> Directions
What follows are records. Restate all of them word for word.

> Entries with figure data
>>>>>

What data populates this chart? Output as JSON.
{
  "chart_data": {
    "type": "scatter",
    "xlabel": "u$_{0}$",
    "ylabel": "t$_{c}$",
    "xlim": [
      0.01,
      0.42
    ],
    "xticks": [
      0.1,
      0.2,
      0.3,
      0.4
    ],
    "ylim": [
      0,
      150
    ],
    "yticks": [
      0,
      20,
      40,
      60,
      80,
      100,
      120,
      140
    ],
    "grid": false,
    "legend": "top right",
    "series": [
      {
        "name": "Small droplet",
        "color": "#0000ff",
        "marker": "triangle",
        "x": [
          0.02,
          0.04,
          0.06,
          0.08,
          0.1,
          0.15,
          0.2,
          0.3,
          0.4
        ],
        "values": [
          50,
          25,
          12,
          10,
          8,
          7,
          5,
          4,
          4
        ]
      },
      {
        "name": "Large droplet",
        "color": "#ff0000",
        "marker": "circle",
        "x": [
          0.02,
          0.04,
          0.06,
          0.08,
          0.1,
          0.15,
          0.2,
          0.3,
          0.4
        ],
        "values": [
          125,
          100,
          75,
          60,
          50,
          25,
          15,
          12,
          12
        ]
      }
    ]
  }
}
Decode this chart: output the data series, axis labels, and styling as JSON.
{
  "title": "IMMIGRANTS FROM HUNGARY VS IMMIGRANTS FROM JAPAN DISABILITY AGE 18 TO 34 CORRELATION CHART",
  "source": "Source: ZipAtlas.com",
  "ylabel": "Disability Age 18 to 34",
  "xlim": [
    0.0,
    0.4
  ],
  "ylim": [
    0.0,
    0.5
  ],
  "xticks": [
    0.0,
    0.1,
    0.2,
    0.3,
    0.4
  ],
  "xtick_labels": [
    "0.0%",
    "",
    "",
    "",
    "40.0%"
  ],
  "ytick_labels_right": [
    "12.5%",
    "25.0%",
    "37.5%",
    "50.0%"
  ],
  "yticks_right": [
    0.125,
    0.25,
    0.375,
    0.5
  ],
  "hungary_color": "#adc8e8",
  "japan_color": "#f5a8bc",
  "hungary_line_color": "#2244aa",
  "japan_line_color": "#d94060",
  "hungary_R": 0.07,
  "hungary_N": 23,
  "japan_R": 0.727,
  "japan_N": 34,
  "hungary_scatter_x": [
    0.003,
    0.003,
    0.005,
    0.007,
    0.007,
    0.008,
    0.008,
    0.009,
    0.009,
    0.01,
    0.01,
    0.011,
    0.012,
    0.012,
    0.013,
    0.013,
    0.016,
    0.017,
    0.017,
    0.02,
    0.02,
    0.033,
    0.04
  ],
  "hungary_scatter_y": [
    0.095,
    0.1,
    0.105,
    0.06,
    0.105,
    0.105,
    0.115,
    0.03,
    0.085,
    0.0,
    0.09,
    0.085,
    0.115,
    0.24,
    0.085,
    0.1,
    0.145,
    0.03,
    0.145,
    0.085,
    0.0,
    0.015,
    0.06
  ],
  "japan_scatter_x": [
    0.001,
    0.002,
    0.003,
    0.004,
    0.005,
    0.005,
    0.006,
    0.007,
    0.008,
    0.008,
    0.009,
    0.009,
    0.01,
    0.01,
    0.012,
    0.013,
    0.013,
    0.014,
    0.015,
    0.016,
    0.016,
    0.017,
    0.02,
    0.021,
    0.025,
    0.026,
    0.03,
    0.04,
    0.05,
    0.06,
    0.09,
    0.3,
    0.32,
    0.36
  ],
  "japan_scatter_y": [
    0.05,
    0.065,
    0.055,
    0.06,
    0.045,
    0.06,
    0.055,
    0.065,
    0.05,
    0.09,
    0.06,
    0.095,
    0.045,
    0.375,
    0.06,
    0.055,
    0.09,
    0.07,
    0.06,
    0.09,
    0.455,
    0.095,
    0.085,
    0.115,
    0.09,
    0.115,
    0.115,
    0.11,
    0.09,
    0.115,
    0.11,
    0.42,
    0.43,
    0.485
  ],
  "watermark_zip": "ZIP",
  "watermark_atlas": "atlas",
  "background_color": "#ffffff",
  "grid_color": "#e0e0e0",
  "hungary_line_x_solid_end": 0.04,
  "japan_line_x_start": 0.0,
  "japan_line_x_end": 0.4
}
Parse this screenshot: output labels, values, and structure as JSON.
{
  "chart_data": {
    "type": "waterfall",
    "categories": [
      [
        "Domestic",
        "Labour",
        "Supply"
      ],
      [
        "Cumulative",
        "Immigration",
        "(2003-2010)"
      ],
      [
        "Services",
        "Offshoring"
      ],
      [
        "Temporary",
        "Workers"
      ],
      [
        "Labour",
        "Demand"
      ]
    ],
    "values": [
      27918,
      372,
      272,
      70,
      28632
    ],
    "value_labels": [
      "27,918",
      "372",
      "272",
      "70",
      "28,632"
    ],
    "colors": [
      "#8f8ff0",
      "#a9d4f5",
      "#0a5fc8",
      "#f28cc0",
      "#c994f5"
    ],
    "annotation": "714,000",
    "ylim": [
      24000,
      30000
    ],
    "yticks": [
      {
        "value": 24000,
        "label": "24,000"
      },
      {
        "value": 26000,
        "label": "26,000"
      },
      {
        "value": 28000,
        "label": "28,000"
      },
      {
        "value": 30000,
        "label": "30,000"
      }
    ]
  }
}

<<<<<

> Task solution
What data populates this chart? Output as JSON.
{
  "chart_data": {
    "type": "scatter",
    "xlabel": "u$_{0}$",
    "ylabel": "t$_{c}$",
    "xlim": [
      0.01,
      0.42
    ],
    "xticks": [
      0.1,
      0.2,
      0.3,
      0.4
    ],
    "ylim": [
      0,
      150
    ],
    "yticks": [
      0,
      20,
      40,
      60,
      80,
      100,
      120,
      140
    ],
    "grid": false,
    "legend": "top right",
    "series": [
      {
        "name": "Small droplet",
        "color": "#0000ff",
        "marker": "triangle",
        "x": [
          0.02,
          0.04,
          0.06,
          0.08,
          0.1,
          0.15,
          0.2,
          0.3,
          0.4
        ],
        "values": [
          50,
          25,
          12,
          10,
          8,
          7,
          5,
          4,
          4
        ]
      },
      {
        "name": "Large droplet",
        "color": "#ff0000",
        "marker": "circle",
        "x": [
          0.02,
          0.04,
          0.06,
          0.08,
          0.1,
          0.15,
          0.2,
          0.3,
          0.4
        ],
        "values": [
          125,
          100,
          75,
          60,
          50,
          25,
          15,
          12,
          12
        ]
      }
    ]
  }
}
Decode this chart: output the data series, axis labels, and styling as JSON.
{
  "title": "IMMIGRANTS FROM HUNGARY VS IMMIGRANTS FROM JAPAN DISABILITY AGE 18 TO 34 CORRELATION CHART",
  "source": "Source: ZipAtlas.com",
  "ylabel": "Disability Age 18 to 34",
  "xlim": [
    0.0,
    0.4
  ],
  "ylim": [
    0.0,
    0.5
  ],
  "xticks": [
    0.0,
    0.1,
    0.2,
    0.3,
    0.4
  ],
  "xtick_labels": [
    "0.0%",
    "",
    "",
    "",
    "40.0%"
  ],
  "ytick_labels_right": [
    "12.5%",
    "25.0%",
    "37.5%",
    "50.0%"
  ],
  "yticks_right": [
    0.125,
    0.25,
    0.375,
    0.5
  ],
  "hungary_color": "#adc8e8",
  "japan_color": "#f5a8bc",
  "hungary_line_color": "#2244aa",
  "japan_line_color": "#d94060",
  "hungary_R": 0.07,
  "hungary_N": 23,
  "japan_R": 0.727,
  "japan_N": 34,
  "hungary_scatter_x": [
    0.003,
    0.003,
    0.005,
    0.007,
    0.007,
    0.008,
    0.008,
    0.009,
    0.009,
    0.01,
    0.01,
    0.011,
    0.012,
    0.012,
    0.013,
    0.013,
    0.016,
    0.017,
    0.017,
    0.02,
    0.02,
    0.033,
    0.04
  ],
  "hungary_scatter_y": [
    0.095,
    0.1,
    0.105,
    0.06,
    0.105,
    0.105,
    0.115,
    0.03,
    0.085,
    0.0,
    0.09,
    0.085,
    0.115,
    0.24,
    0.085,
    0.1,
    0.145,
    0.03,
    0.145,
    0.085,
    0.0,
    0.015,
    0.06
  ],
  "japan_scatter_x": [
    0.001,
    0.002,
    0.003,
    0.004,
    0.005,
    0.005,
    0.006,
    0.007,
    0.008,
    0.008,
    0.009,
    0.009,
    0.01,
    0.01,
    0.012,
    0.013,
    0.013,
    0.014,
    0.015,
    0.016,
    0.016,
    0.017,
    0.02,
    0.021,
    0.025,
    0.026,
    0.03,
    0.04,
    0.05,
    0.06,
    0.09,
    0.3,
    0.32,
    0.36
  ],
  "japan_scatter_y": [
    0.05,
    0.065,
    0.055,
    0.06,
    0.045,
    0.06,
    0.055,
    0.065,
    0.05,
    0.09,
    0.06,
    0.095,
    0.045,
    0.375,
    0.06,
    0.055,
    0.09,
    0.07,
    0.06,
    0.09,
    0.455,
    0.095,
    0.085,
    0.115,
    0.09,
    0.115,
    0.115,
    0.11,
    0.09,
    0.115,
    0.11,
    0.42,
    0.43,
    0.485
  ],
  "watermark_zip": "ZIP",
  "watermark_atlas": "atlas",
  "background_color": "#ffffff",
  "grid_color": "#e0e0e0",
  "hungary_line_x_solid_end": 0.04,
  "japan_line_x_start": 0.0,
  "japan_line_x_end": 0.4
}
Parse this screenshot: output labels, values, and structure as JSON.
{
  "chart_data": {
    "type": "waterfall",
    "categories": [
      [
        "Domestic",
        "Labour",
        "Supply"
      ],
      [
        "Cumulative",
        "Immigration",
        "(2003-2010)"
      ],
      [
        "Services",
        "Offshoring"
      ],
      [
        "Temporary",
        "Workers"
      ],
      [
        "Labour",
        "Demand"
      ]
    ],
    "values": [
      27918,
      372,
      272,
      70,
      28632
    ],
    "value_labels": [
      "27,918",
      "372",
      "272",
      "70",
      "28,632"
    ],
    "colors": [
      "#8f8ff0",
      "#a9d4f5",
      "#0a5fc8",
      "#f28cc0",
      "#c994f5"
    ],
    "annotation": "714,000",
    "ylim": [
      24000,
      30000
    ],
    "yticks": [
      {
        "value": 24000,
        "label": "24,000"
      },
      {
        "value": 26000,
        "label": "26,000"
      },
      {
        "value": 28000,
        "label": "28,000"
      },
      {
        "value": 30000,
        "label": "30,000"
      }
    ]
  }
}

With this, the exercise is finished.